Extracted data entries
_ _ _ _

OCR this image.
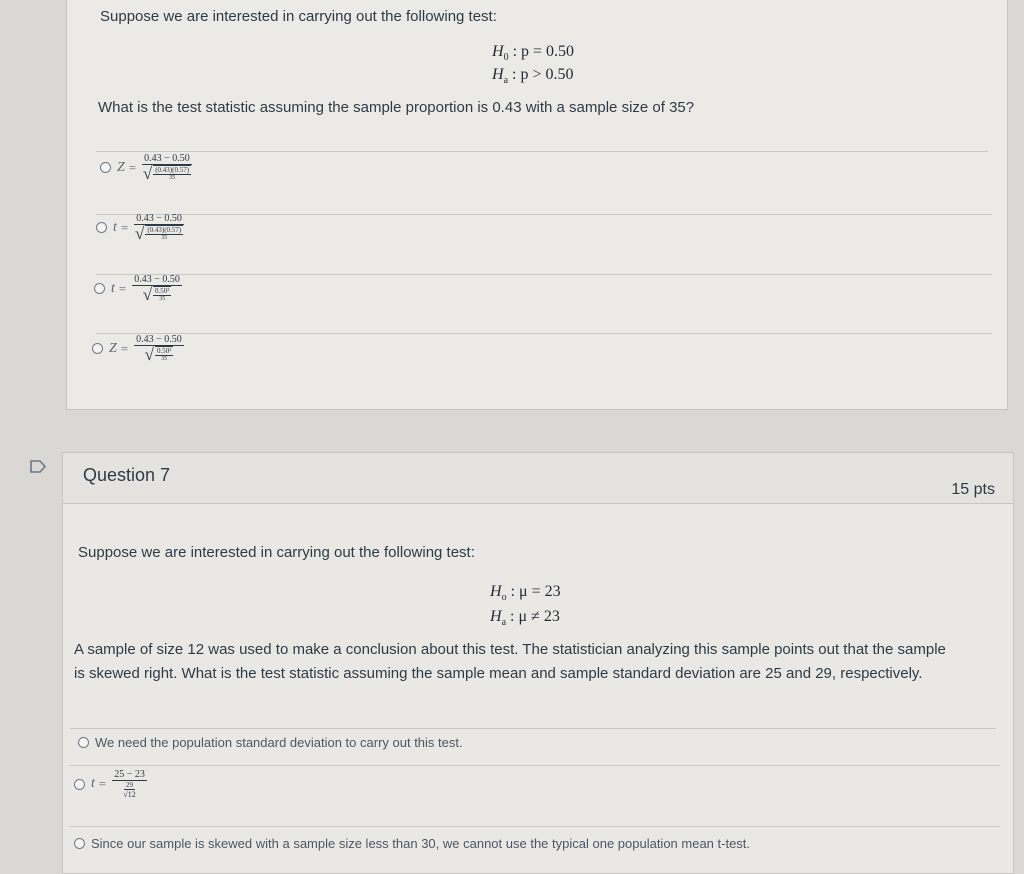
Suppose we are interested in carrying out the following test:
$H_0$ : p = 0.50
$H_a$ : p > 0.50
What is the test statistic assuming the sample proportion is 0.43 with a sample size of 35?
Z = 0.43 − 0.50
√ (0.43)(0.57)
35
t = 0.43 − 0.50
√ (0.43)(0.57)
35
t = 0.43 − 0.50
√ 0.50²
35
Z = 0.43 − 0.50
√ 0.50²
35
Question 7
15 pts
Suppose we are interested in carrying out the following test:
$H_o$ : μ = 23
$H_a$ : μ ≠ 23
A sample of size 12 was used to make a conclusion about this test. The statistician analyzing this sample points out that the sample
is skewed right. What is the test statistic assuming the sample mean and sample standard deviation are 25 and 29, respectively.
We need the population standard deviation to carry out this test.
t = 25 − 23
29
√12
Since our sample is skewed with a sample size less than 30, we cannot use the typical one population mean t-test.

_ _ _ _

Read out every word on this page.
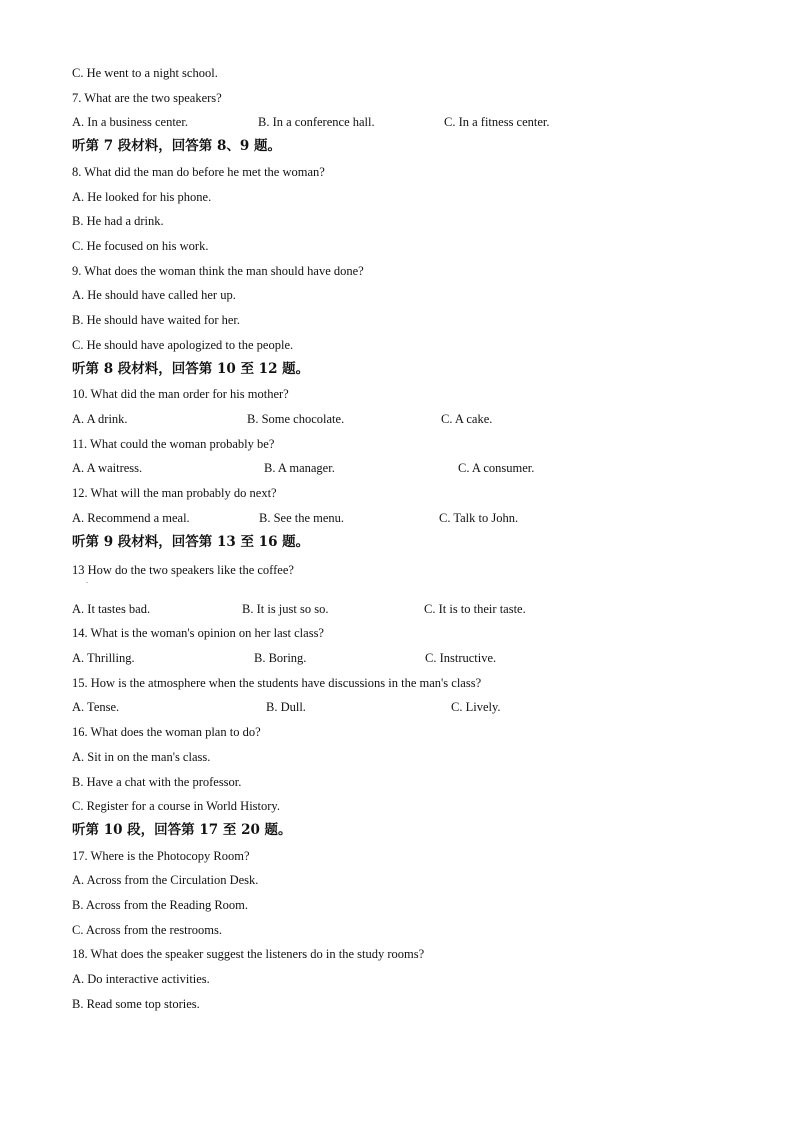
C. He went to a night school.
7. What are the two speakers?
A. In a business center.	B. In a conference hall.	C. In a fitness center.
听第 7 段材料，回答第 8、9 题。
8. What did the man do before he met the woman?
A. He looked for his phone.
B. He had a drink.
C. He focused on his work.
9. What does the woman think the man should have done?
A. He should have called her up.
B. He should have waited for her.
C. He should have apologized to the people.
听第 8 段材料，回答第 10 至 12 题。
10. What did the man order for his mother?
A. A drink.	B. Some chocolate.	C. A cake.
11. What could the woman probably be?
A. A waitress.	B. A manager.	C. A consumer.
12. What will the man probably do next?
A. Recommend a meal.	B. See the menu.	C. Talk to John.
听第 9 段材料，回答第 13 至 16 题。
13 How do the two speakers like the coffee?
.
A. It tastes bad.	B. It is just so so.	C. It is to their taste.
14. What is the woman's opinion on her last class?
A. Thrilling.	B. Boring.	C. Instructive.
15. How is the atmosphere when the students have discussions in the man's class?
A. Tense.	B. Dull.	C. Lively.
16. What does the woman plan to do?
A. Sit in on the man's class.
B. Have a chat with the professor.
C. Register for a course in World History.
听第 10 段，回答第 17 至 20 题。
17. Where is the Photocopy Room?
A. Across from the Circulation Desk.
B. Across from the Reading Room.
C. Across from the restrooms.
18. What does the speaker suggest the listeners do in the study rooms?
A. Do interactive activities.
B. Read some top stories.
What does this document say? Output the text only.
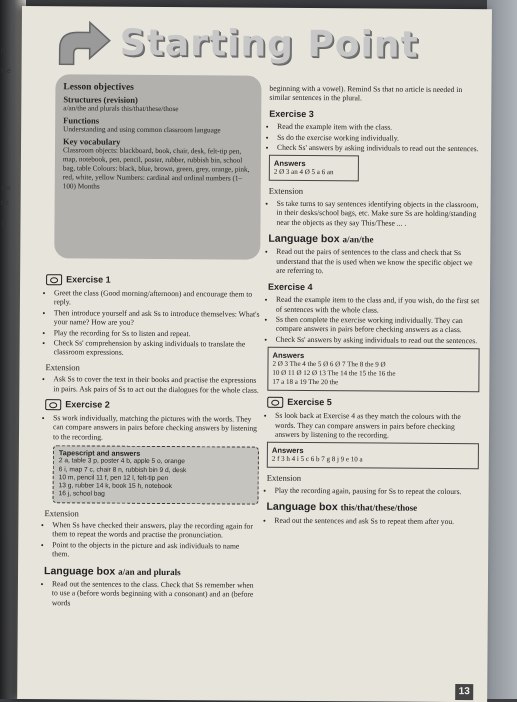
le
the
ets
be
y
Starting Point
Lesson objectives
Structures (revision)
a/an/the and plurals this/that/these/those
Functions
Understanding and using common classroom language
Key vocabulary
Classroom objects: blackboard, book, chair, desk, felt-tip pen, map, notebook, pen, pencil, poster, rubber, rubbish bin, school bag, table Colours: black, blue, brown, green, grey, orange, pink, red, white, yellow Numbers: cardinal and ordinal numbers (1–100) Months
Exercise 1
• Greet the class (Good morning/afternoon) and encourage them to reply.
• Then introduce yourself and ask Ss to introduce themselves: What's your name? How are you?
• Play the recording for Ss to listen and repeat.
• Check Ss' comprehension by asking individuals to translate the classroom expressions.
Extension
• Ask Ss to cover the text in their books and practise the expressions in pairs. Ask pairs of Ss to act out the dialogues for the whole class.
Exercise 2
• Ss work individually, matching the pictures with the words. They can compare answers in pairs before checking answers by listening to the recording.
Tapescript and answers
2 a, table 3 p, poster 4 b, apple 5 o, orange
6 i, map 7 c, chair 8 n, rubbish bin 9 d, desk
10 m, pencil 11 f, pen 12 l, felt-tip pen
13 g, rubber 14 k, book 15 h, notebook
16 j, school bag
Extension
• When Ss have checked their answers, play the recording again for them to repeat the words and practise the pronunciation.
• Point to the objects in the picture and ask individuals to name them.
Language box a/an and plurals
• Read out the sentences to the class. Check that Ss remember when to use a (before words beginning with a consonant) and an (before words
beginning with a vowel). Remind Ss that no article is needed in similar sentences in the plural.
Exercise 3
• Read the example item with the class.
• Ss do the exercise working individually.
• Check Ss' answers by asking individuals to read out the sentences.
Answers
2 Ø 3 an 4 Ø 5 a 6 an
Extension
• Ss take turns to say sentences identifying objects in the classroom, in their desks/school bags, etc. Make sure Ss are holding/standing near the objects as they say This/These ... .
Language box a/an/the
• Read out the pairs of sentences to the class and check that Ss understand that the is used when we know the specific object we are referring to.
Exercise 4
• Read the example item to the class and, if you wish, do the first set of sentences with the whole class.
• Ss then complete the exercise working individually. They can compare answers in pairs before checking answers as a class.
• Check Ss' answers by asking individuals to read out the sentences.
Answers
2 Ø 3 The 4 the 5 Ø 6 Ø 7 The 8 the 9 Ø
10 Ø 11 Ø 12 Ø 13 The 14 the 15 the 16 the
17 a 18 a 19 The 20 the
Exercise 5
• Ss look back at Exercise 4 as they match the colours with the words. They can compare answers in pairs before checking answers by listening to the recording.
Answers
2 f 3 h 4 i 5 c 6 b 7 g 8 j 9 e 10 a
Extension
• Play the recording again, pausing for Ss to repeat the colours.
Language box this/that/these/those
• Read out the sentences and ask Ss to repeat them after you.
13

_ _ _ _

WORK TO COMPLETE: Using the entries above, find all lines with "standard". Copy them.

OUTPUT OF THE TASK:
is skewed right. What is the test statistic assuming the sample mean and sample standard deviation are 25 and 29, respectively.
We need the population standard deviation to carry out this test.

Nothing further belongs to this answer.